Description of the task »
Go through the entries and transcribe each one exactly, dropping the pictures.

Information supplied »
━━━━

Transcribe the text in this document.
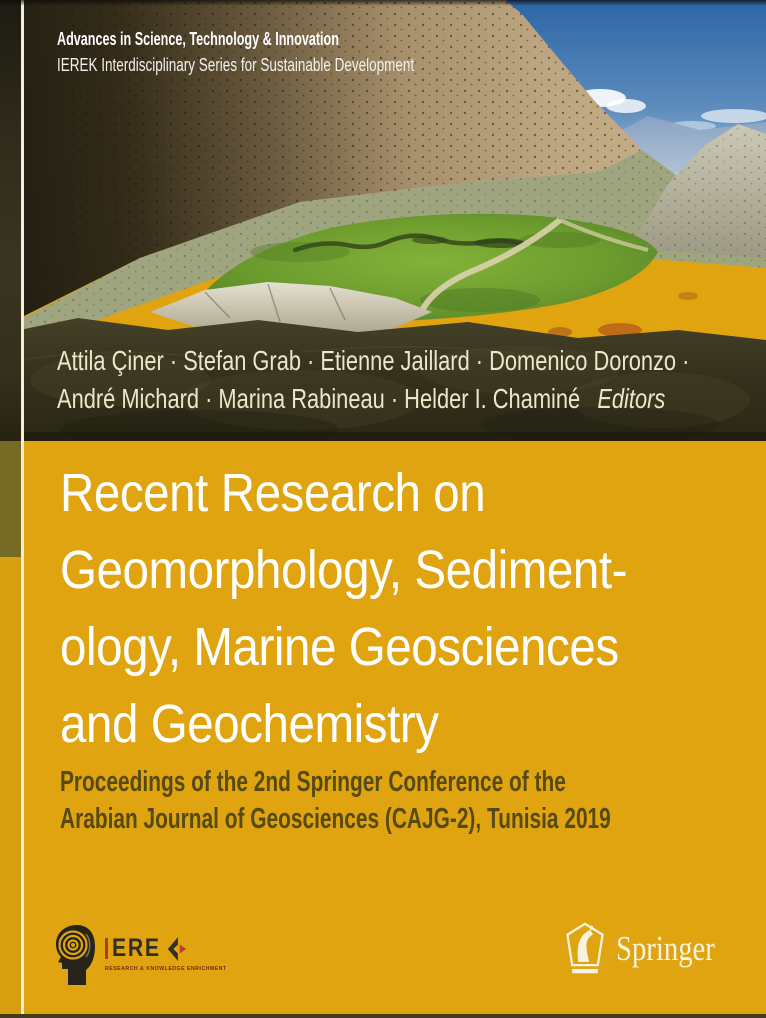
Advances in Science, Technology & Innovation
IEREK Interdisciplinary Series for Sustainable Development
Attila Çiner · Stefan Grab · Etienne Jaillard · Domenico Doronzo ·
André Michard · Marina Rabineau · Helder I. Chaminé Editors
Recent Research on
Geomorphology, Sediment-
ology, Marine Geosciences
and Geochemistry
Proceedings of the 2nd Springer Conference of the
Arabian Journal of Geosciences (CAJG-2), Tunisia 2019
ERE
RESEARCH & KNOWLEDGE ENRICHMENT
Springer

━━━━

Exercise solution »
Transcribe the text in this document.
Advances in Science, Technology & Innovation
IEREK Interdisciplinary Series for Sustainable Development
Attila Çiner · Stefan Grab · Etienne Jaillard · Domenico Doronzo ·
André Michard · Marina Rabineau · Helder I. Chaminé Editors
Recent Research on
Geomorphology, Sediment-
ology, Marine Geosciences
and Geochemistry
Proceedings of the 2nd Springer Conference of the
Arabian Journal of Geosciences (CAJG-2), Tunisia 2019
ERE
RESEARCH & KNOWLEDGE ENRICHMENT
Springer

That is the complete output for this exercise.